Dataset rows
* start *
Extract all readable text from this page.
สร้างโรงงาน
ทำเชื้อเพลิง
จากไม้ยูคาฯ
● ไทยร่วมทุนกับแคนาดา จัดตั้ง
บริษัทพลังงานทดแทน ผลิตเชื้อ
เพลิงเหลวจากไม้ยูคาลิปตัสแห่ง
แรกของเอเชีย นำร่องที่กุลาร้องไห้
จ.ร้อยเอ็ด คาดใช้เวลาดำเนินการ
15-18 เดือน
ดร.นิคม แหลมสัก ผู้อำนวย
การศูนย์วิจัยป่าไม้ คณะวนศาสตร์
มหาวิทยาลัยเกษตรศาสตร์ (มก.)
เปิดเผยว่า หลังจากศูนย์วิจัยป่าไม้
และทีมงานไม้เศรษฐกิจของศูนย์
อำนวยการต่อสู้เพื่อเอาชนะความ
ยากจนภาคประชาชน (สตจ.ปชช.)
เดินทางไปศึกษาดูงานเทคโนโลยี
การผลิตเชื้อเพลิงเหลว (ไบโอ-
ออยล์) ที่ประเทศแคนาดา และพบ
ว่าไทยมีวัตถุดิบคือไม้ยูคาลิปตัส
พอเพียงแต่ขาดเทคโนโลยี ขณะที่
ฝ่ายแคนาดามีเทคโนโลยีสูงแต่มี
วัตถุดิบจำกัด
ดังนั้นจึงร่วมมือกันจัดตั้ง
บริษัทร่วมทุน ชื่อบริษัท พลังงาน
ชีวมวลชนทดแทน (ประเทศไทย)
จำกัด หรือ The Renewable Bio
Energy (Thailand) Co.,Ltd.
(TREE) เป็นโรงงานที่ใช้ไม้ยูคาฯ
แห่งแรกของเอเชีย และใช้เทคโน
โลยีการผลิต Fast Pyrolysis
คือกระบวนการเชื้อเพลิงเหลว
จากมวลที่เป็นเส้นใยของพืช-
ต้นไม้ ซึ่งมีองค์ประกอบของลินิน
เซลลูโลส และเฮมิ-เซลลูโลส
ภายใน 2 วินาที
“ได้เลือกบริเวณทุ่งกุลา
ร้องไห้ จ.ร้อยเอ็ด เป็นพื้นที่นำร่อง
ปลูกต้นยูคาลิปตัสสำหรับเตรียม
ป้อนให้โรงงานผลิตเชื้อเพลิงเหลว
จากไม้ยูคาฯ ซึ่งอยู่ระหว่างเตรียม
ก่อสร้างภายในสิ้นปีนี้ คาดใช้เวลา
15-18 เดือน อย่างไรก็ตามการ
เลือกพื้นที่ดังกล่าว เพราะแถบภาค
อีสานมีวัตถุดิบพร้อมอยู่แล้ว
* end *
Which lines hold the word "อยเอ"? Copy every one of them.

จ.ร้อยเอ็ด คาดใช้เวลาดำเนินการ
ร้องไห้ จ.ร้อยเอ็ด เป็นพื้นที่นำร่อง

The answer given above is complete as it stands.